Information given start

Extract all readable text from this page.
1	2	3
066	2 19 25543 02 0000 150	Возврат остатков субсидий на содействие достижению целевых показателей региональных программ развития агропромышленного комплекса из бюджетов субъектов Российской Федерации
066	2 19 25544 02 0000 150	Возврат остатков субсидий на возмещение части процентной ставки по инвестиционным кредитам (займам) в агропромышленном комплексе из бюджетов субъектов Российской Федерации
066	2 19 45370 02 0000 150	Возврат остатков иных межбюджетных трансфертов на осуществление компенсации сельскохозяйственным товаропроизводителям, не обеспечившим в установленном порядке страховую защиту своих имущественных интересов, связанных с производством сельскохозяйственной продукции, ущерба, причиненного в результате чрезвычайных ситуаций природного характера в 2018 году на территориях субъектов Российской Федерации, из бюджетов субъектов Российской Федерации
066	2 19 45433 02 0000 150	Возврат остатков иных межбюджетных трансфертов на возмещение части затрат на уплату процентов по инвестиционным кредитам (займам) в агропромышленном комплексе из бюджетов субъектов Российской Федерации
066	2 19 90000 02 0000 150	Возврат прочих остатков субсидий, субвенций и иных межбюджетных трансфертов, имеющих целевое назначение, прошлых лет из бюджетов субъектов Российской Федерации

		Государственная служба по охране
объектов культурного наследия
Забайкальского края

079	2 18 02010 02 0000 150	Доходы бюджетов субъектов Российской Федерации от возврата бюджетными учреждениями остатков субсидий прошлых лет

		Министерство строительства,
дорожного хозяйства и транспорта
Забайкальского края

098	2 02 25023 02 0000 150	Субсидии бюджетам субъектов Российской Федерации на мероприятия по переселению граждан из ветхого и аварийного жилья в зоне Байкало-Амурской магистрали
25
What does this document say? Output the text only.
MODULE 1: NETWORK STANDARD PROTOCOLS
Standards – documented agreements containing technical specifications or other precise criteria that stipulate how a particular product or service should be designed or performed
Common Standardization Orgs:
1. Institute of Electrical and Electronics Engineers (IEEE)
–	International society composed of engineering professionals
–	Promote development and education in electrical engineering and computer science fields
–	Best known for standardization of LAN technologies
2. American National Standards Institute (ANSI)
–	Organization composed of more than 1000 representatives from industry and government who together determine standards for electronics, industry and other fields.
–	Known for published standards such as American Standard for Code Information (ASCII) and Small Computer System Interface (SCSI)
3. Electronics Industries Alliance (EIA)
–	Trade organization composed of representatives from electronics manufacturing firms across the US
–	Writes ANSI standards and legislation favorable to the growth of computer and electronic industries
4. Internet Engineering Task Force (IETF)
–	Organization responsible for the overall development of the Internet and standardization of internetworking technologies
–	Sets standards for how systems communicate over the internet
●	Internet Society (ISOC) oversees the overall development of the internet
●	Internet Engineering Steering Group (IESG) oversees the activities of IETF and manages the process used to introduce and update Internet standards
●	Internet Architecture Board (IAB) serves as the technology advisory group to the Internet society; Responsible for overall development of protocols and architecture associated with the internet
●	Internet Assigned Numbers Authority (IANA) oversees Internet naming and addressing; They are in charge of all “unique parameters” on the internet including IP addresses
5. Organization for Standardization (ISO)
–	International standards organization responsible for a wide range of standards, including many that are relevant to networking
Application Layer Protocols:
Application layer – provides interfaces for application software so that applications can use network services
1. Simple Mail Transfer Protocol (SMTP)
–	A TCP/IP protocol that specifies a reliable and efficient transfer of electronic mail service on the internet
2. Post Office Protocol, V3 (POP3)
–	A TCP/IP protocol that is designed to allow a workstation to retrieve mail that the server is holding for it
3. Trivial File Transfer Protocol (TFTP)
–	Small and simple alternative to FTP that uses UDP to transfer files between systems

Information given end

Request: Your task is to extract all of the records exactly.

Answer to the problem:
Extract all readable text from this page.
1	2	3
066	2 19 25543 02 0000 150	Возврат остатков субсидий на содействие достижению целевых показателей региональных программ развития агропромышленного комплекса из бюджетов субъектов Российской Федерации
066	2 19 25544 02 0000 150	Возврат остатков субсидий на возмещение части процентной ставки по инвестиционным кредитам (займам) в агропромышленном комплексе из бюджетов субъектов Российской Федерации
066	2 19 45370 02 0000 150	Возврат остатков иных межбюджетных трансфертов на осуществление компенсации сельскохозяйственным товаропроизводителям, не обеспечившим в установленном порядке страховую защиту своих имущественных интересов, связанных с производством сельскохозяйственной продукции, ущерба, причиненного в результате чрезвычайных ситуаций природного характера в 2018 году на территориях субъектов Российской Федерации, из бюджетов субъектов Российской Федерации
066	2 19 45433 02 0000 150	Возврат остатков иных межбюджетных трансфертов на возмещение части затрат на уплату процентов по инвестиционным кредитам (займам) в агропромышленном комплексе из бюджетов субъектов Российской Федерации
066	2 19 90000 02 0000 150	Возврат прочих остатков субсидий, субвенций и иных межбюджетных трансфертов, имеющих целевое назначение, прошлых лет из бюджетов субъектов Российской Федерации

		Государственная служба по охране
объектов культурного наследия
Забайкальского края

079	2 18 02010 02 0000 150	Доходы бюджетов субъектов Российской Федерации от возврата бюджетными учреждениями остатков субсидий прошлых лет

		Министерство строительства,
дорожного хозяйства и транспорта
Забайкальского края

098	2 02 25023 02 0000 150	Субсидии бюджетам субъектов Российской Федерации на мероприятия по переселению граждан из ветхого и аварийного жилья в зоне Байкало-Амурской магистрали
25
What does this document say? Output the text only.
MODULE 1: NETWORK STANDARD PROTOCOLS
Standards – documented agreements containing technical specifications or other precise criteria that stipulate how a particular product or service should be designed or performed
Common Standardization Orgs:
1. Institute of Electrical and Electronics Engineers (IEEE)
–	International society composed of engineering professionals
–	Promote development and education in electrical engineering and computer science fields
–	Best known for standardization of LAN technologies
2. American National Standards Institute (ANSI)
–	Organization composed of more than 1000 representatives from industry and government who together determine standards for electronics, industry and other fields.
–	Known for published standards such as American Standard for Code Information (ASCII) and Small Computer System Interface (SCSI)
3. Electronics Industries Alliance (EIA)
–	Trade organization composed of representatives from electronics manufacturing firms across the US
–	Writes ANSI standards and legislation favorable to the growth of computer and electronic industries
4. Internet Engineering Task Force (IETF)
–	Organization responsible for the overall development of the Internet and standardization of internetworking technologies
–	Sets standards for how systems communicate over the internet
●	Internet Society (ISOC) oversees the overall development of the internet
●	Internet Engineering Steering Group (IESG) oversees the activities of IETF and manages the process used to introduce and update Internet standards
●	Internet Architecture Board (IAB) serves as the technology advisory group to the Internet society; Responsible for overall development of protocols and architecture associated with the internet
●	Internet Assigned Numbers Authority (IANA) oversees Internet naming and addressing; They are in charge of all “unique parameters” on the internet including IP addresses
5. Organization for Standardization (ISO)
–	International standards organization responsible for a wide range of standards, including many that are relevant to networking
Application Layer Protocols:
Application layer – provides interfaces for application software so that applications can use network services
1. Simple Mail Transfer Protocol (SMTP)
–	A TCP/IP protocol that specifies a reliable and efficient transfer of electronic mail service on the internet
2. Post Office Protocol, V3 (POP3)
–	A TCP/IP protocol that is designed to allow a workstation to retrieve mail that the server is holding for it
3. Trivial File Transfer Protocol (TFTP)
–	Small and simple alternative to FTP that uses UDP to transfer files between systems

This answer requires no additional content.